(Raw records)
============

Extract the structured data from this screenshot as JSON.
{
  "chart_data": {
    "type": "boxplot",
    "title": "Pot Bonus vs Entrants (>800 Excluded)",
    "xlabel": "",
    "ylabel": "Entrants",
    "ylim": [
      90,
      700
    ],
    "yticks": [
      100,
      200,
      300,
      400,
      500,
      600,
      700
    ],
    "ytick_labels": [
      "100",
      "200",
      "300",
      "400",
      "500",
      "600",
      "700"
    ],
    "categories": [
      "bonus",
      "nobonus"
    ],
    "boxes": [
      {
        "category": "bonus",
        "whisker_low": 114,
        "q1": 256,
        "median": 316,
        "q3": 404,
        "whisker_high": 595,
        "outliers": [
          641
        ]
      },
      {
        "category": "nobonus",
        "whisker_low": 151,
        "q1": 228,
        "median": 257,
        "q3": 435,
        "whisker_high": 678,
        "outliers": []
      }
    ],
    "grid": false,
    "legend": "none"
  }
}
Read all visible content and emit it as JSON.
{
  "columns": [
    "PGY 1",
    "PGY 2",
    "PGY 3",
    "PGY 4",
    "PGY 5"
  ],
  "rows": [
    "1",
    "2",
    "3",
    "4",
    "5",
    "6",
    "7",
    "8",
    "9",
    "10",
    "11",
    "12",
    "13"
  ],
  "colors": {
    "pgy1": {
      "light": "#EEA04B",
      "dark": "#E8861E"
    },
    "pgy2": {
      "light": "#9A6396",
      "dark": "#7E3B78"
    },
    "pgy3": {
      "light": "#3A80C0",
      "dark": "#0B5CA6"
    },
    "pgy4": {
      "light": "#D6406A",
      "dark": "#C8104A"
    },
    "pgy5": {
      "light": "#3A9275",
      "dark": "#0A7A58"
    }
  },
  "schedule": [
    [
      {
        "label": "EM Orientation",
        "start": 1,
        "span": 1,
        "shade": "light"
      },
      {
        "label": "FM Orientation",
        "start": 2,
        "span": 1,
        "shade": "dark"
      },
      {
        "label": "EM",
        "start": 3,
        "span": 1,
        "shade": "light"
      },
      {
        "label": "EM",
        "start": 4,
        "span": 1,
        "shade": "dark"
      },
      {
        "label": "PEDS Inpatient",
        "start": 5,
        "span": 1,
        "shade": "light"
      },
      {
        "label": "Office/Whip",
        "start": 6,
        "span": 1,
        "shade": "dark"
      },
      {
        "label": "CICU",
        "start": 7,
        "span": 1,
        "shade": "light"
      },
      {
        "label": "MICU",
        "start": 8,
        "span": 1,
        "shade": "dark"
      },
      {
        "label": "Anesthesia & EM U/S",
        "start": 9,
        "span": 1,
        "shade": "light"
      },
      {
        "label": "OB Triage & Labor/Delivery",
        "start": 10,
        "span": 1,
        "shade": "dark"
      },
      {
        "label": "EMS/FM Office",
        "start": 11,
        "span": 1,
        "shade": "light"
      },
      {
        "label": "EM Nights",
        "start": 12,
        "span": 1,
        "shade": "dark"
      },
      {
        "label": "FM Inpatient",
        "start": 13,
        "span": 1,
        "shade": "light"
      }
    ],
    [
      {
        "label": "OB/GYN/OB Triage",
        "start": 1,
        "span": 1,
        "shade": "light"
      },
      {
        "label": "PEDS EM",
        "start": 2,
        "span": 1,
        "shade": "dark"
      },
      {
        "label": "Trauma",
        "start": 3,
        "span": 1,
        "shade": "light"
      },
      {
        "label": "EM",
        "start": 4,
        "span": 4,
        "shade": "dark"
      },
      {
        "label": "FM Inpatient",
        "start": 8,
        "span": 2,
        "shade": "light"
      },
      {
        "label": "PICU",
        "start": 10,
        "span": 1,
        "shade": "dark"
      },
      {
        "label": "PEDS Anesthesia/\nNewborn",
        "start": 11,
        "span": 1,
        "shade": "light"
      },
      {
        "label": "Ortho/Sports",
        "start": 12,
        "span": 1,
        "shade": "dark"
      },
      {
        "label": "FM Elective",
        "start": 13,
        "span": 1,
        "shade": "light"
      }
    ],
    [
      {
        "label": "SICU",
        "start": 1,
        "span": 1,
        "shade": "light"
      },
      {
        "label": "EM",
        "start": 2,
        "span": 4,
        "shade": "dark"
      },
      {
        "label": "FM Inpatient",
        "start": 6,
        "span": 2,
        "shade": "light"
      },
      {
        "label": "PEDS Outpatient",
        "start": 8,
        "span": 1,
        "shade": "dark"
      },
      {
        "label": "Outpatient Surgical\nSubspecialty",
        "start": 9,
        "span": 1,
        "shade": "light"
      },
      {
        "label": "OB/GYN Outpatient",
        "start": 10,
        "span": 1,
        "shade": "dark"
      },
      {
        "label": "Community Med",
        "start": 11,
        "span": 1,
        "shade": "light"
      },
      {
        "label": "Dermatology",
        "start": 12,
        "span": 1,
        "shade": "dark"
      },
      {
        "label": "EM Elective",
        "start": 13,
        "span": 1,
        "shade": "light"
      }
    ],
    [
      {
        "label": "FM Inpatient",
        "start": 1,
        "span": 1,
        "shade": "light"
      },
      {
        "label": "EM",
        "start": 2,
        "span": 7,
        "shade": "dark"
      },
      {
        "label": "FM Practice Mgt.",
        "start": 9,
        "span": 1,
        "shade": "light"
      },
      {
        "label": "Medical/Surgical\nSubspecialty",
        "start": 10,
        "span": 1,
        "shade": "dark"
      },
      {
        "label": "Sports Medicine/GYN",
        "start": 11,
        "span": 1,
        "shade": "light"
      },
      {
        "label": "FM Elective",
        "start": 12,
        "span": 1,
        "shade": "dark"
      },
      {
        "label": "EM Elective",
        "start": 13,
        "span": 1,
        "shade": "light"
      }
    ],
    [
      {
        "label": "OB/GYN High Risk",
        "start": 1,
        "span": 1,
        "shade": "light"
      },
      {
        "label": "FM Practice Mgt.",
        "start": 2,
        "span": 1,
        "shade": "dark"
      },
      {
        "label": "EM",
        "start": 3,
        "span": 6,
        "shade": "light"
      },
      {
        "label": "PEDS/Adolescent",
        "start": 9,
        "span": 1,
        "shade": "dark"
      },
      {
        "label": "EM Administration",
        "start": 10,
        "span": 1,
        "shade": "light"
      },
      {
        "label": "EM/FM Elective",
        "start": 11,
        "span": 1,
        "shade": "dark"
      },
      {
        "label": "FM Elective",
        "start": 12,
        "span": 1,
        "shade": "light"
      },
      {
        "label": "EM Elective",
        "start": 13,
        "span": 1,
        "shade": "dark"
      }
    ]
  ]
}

============

GOAL. All of the data must be returned exactly.

PROBLEM SOLUTION.
Extract the structured data from this screenshot as JSON.
{
  "chart_data": {
    "type": "boxplot",
    "title": "Pot Bonus vs Entrants (>800 Excluded)",
    "xlabel": "",
    "ylabel": "Entrants",
    "ylim": [
      90,
      700
    ],
    "yticks": [
      100,
      200,
      300,
      400,
      500,
      600,
      700
    ],
    "ytick_labels": [
      "100",
      "200",
      "300",
      "400",
      "500",
      "600",
      "700"
    ],
    "categories": [
      "bonus",
      "nobonus"
    ],
    "boxes": [
      {
        "category": "bonus",
        "whisker_low": 114,
        "q1": 256,
        "median": 316,
        "q3": 404,
        "whisker_high": 595,
        "outliers": [
          641
        ]
      },
      {
        "category": "nobonus",
        "whisker_low": 151,
        "q1": 228,
        "median": 257,
        "q3": 435,
        "whisker_high": 678,
        "outliers": []
      }
    ],
    "grid": false,
    "legend": "none"
  }
}
Read all visible content and emit it as JSON.
{
  "columns": [
    "PGY 1",
    "PGY 2",
    "PGY 3",
    "PGY 4",
    "PGY 5"
  ],
  "rows": [
    "1",
    "2",
    "3",
    "4",
    "5",
    "6",
    "7",
    "8",
    "9",
    "10",
    "11",
    "12",
    "13"
  ],
  "colors": {
    "pgy1": {
      "light": "#EEA04B",
      "dark": "#E8861E"
    },
    "pgy2": {
      "light": "#9A6396",
      "dark": "#7E3B78"
    },
    "pgy3": {
      "light": "#3A80C0",
      "dark": "#0B5CA6"
    },
    "pgy4": {
      "light": "#D6406A",
      "dark": "#C8104A"
    },
    "pgy5": {
      "light": "#3A9275",
      "dark": "#0A7A58"
    }
  },
  "schedule": [
    [
      {
        "label": "EM Orientation",
        "start": 1,
        "span": 1,
        "shade": "light"
      },
      {
        "label": "FM Orientation",
        "start": 2,
        "span": 1,
        "shade": "dark"
      },
      {
        "label": "EM",
        "start": 3,
        "span": 1,
        "shade": "light"
      },
      {
        "label": "EM",
        "start": 4,
        "span": 1,
        "shade": "dark"
      },
      {
        "label": "PEDS Inpatient",
        "start": 5,
        "span": 1,
        "shade": "light"
      },
      {
        "label": "Office/Whip",
        "start": 6,
        "span": 1,
        "shade": "dark"
      },
      {
        "label": "CICU",
        "start": 7,
        "span": 1,
        "shade": "light"
      },
      {
        "label": "MICU",
        "start": 8,
        "span": 1,
        "shade": "dark"
      },
      {
        "label": "Anesthesia & EM U/S",
        "start": 9,
        "span": 1,
        "shade": "light"
      },
      {
        "label": "OB Triage & Labor/Delivery",
        "start": 10,
        "span": 1,
        "shade": "dark"
      },
      {
        "label": "EMS/FM Office",
        "start": 11,
        "span": 1,
        "shade": "light"
      },
      {
        "label": "EM Nights",
        "start": 12,
        "span": 1,
        "shade": "dark"
      },
      {
        "label": "FM Inpatient",
        "start": 13,
        "span": 1,
        "shade": "light"
      }
    ],
    [
      {
        "label": "OB/GYN/OB Triage",
        "start": 1,
        "span": 1,
        "shade": "light"
      },
      {
        "label": "PEDS EM",
        "start": 2,
        "span": 1,
        "shade": "dark"
      },
      {
        "label": "Trauma",
        "start": 3,
        "span": 1,
        "shade": "light"
      },
      {
        "label": "EM",
        "start": 4,
        "span": 4,
        "shade": "dark"
      },
      {
        "label": "FM Inpatient",
        "start": 8,
        "span": 2,
        "shade": "light"
      },
      {
        "label": "PICU",
        "start": 10,
        "span": 1,
        "shade": "dark"
      },
      {
        "label": "PEDS Anesthesia/\nNewborn",
        "start": 11,
        "span": 1,
        "shade": "light"
      },
      {
        "label": "Ortho/Sports",
        "start": 12,
        "span": 1,
        "shade": "dark"
      },
      {
        "label": "FM Elective",
        "start": 13,
        "span": 1,
        "shade": "light"
      }
    ],
    [
      {
        "label": "SICU",
        "start": 1,
        "span": 1,
        "shade": "light"
      },
      {
        "label": "EM",
        "start": 2,
        "span": 4,
        "shade": "dark"
      },
      {
        "label": "FM Inpatient",
        "start": 6,
        "span": 2,
        "shade": "light"
      },
      {
        "label": "PEDS Outpatient",
        "start": 8,
        "span": 1,
        "shade": "dark"
      },
      {
        "label": "Outpatient Surgical\nSubspecialty",
        "start": 9,
        "span": 1,
        "shade": "light"
      },
      {
        "label": "OB/GYN Outpatient",
        "start": 10,
        "span": 1,
        "shade": "dark"
      },
      {
        "label": "Community Med",
        "start": 11,
        "span": 1,
        "shade": "light"
      },
      {
        "label": "Dermatology",
        "start": 12,
        "span": 1,
        "shade": "dark"
      },
      {
        "label": "EM Elective",
        "start": 13,
        "span": 1,
        "shade": "light"
      }
    ],
    [
      {
        "label": "FM Inpatient",
        "start": 1,
        "span": 1,
        "shade": "light"
      },
      {
        "label": "EM",
        "start": 2,
        "span": 7,
        "shade": "dark"
      },
      {
        "label": "FM Practice Mgt.",
        "start": 9,
        "span": 1,
        "shade": "light"
      },
      {
        "label": "Medical/Surgical\nSubspecialty",
        "start": 10,
        "span": 1,
        "shade": "dark"
      },
      {
        "label": "Sports Medicine/GYN",
        "start": 11,
        "span": 1,
        "shade": "light"
      },
      {
        "label": "FM Elective",
        "start": 12,
        "span": 1,
        "shade": "dark"
      },
      {
        "label": "EM Elective",
        "start": 13,
        "span": 1,
        "shade": "light"
      }
    ],
    [
      {
        "label": "OB/GYN High Risk",
        "start": 1,
        "span": 1,
        "shade": "light"
      },
      {
        "label": "FM Practice Mgt.",
        "start": 2,
        "span": 1,
        "shade": "dark"
      },
      {
        "label": "EM",
        "start": 3,
        "span": 6,
        "shade": "light"
      },
      {
        "label": "PEDS/Adolescent",
        "start": 9,
        "span": 1,
        "shade": "dark"
      },
      {
        "label": "EM Administration",
        "start": 10,
        "span": 1,
        "shade": "light"
      },
      {
        "label": "EM/FM Elective",
        "start": 11,
        "span": 1,
        "shade": "dark"
      },
      {
        "label": "FM Elective",
        "start": 12,
        "span": 1,
        "shade": "light"
      },
      {
        "label": "EM Elective",
        "start": 13,
        "span": 1,
        "shade": "dark"
      }
    ]
  ]
}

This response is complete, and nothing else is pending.